▶ **AIM**:
Return verbatim every line of the listing below, from its first line down through the line containing "warning-block: [38, 106, 955, 139]", both ends included.
--- THE INPUT ---
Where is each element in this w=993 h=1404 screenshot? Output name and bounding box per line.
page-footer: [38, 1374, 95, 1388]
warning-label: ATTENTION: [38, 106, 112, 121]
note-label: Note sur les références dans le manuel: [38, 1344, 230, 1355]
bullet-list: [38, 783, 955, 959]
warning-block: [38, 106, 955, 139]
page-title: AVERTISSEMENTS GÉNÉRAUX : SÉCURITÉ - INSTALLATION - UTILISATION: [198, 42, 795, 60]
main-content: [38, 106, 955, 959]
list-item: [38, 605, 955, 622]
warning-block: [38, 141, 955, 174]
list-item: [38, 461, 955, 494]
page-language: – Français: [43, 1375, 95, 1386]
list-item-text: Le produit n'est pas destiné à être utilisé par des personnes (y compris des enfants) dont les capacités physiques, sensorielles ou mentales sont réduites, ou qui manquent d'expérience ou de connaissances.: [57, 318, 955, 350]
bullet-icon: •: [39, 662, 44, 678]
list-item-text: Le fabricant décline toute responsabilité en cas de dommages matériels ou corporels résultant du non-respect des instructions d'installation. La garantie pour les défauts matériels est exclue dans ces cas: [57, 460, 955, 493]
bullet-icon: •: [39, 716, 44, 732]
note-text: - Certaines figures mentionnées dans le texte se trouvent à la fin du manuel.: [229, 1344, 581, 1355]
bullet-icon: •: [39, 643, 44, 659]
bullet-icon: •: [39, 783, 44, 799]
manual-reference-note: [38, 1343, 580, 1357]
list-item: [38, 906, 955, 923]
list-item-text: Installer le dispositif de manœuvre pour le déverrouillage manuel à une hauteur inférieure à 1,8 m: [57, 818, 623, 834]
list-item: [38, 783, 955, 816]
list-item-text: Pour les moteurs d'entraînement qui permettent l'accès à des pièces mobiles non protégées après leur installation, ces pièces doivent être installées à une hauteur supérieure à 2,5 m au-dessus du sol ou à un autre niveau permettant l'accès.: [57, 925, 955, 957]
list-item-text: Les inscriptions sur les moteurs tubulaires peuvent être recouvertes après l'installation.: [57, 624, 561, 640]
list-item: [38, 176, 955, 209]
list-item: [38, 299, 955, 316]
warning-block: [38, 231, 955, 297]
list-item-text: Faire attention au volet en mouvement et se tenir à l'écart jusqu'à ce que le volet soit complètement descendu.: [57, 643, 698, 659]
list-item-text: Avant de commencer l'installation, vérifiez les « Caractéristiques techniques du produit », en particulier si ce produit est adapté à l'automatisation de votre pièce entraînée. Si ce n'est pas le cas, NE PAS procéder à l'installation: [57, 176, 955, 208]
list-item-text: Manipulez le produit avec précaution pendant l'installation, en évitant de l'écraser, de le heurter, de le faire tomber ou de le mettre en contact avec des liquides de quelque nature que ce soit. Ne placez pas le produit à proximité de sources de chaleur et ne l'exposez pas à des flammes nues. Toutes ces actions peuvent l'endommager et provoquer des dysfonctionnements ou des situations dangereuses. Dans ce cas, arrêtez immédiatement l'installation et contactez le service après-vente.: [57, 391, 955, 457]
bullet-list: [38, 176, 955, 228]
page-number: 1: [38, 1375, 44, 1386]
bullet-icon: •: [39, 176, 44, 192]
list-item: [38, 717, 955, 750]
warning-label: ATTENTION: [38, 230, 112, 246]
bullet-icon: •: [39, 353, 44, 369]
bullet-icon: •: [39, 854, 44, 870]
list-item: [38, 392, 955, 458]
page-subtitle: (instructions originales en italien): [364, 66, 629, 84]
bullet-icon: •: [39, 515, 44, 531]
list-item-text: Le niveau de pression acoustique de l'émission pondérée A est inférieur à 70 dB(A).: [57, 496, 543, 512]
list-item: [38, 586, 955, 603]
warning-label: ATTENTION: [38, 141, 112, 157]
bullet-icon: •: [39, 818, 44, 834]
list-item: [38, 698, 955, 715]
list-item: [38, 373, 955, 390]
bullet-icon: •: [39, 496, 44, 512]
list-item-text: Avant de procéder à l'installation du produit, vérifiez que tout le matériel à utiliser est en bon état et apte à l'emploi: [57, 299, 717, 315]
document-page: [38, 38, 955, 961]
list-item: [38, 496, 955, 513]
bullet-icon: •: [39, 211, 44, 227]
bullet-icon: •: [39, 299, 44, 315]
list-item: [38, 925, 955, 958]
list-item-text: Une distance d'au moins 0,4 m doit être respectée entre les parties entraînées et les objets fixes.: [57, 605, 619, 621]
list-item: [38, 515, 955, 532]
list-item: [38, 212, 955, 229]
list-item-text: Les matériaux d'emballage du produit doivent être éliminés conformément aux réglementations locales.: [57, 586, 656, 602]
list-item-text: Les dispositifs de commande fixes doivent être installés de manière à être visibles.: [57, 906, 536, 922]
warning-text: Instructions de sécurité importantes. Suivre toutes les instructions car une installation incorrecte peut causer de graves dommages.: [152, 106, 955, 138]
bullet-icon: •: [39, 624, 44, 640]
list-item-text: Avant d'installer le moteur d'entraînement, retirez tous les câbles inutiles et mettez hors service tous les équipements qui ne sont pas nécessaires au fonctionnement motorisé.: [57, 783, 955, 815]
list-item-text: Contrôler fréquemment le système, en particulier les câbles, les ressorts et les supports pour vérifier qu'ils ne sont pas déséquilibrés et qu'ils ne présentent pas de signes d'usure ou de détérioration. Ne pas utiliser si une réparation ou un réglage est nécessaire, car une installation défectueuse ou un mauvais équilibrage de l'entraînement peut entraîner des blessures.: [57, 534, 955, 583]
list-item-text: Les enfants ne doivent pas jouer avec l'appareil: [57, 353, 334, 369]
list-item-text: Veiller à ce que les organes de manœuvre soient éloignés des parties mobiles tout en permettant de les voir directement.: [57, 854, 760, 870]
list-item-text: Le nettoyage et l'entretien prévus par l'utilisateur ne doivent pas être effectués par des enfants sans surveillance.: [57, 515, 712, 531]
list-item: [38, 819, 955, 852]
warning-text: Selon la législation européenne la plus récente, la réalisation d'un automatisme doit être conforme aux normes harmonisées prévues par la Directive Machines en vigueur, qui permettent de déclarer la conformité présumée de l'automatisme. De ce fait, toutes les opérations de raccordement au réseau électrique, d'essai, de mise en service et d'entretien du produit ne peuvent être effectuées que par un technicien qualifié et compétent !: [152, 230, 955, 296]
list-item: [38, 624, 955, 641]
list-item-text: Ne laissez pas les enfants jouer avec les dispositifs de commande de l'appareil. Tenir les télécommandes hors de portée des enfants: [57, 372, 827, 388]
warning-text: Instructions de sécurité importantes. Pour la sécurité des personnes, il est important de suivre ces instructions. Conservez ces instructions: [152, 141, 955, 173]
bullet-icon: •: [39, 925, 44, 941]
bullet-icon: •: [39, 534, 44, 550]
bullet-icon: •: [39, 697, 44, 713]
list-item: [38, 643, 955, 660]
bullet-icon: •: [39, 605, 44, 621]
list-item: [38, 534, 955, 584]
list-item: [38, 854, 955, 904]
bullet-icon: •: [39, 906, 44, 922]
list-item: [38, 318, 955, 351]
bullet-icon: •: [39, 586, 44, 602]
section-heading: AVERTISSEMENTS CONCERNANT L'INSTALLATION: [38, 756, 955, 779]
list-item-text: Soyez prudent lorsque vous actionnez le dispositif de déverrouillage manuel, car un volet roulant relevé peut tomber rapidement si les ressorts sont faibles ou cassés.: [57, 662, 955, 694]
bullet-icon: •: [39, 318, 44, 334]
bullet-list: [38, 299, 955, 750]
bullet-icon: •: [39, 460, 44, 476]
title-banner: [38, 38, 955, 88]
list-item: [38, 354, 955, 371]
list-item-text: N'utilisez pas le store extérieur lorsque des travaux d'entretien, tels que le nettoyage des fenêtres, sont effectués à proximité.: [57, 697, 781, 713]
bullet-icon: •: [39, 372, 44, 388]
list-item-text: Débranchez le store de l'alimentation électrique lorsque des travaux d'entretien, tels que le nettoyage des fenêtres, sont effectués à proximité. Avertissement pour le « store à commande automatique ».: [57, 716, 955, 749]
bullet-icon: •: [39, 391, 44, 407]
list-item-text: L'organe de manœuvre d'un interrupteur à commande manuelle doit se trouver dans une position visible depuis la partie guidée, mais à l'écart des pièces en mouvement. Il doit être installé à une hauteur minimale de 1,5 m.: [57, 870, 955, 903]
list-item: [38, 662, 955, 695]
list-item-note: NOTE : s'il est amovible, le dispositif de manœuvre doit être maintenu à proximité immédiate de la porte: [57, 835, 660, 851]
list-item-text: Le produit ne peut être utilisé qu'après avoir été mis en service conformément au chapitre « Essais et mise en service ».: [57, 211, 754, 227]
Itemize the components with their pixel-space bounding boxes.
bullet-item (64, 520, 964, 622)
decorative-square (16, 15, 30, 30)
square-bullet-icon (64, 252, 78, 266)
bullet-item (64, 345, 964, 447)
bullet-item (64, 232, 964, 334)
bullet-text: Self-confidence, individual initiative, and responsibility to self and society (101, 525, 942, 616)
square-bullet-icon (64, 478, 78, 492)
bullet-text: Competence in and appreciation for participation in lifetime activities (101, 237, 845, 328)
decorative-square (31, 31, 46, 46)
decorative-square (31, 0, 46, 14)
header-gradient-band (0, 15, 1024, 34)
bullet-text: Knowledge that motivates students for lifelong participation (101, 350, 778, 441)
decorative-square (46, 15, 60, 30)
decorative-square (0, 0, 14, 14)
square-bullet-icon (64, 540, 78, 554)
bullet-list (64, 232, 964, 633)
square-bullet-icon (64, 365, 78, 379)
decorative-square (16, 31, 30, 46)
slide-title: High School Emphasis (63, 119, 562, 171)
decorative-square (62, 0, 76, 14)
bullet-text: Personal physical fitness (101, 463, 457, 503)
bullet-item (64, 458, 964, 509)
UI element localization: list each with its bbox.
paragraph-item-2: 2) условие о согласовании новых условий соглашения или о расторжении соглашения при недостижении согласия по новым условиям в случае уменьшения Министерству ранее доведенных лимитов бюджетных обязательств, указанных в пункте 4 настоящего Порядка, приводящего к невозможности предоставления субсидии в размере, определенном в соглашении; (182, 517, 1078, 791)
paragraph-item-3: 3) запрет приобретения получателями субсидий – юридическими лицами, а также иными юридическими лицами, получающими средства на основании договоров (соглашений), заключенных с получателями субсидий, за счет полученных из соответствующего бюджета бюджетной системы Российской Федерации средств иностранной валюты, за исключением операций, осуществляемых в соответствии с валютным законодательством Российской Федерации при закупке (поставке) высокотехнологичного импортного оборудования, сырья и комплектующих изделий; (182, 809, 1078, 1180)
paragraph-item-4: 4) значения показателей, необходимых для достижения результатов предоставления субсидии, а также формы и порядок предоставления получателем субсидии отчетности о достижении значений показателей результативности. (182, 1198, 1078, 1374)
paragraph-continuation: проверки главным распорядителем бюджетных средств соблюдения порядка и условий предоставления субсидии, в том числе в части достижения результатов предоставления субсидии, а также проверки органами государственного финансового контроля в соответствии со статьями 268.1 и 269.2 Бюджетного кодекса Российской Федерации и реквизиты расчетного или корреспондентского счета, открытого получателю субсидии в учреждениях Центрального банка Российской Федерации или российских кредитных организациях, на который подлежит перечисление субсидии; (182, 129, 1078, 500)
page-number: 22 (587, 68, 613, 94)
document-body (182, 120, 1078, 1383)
---
▶ **RESPONSE FOR THIS EXERCISE**:
Where is each element in this w=993 h=1404 screenshot? Output name and bounding box per line.
page-footer: [38, 1374, 95, 1388]
warning-label: ATTENTION: [38, 106, 112, 121]
note-label: Note sur les références dans le manuel: [38, 1344, 230, 1355]
bullet-list: [38, 783, 955, 959]
warning-block: [38, 106, 955, 139]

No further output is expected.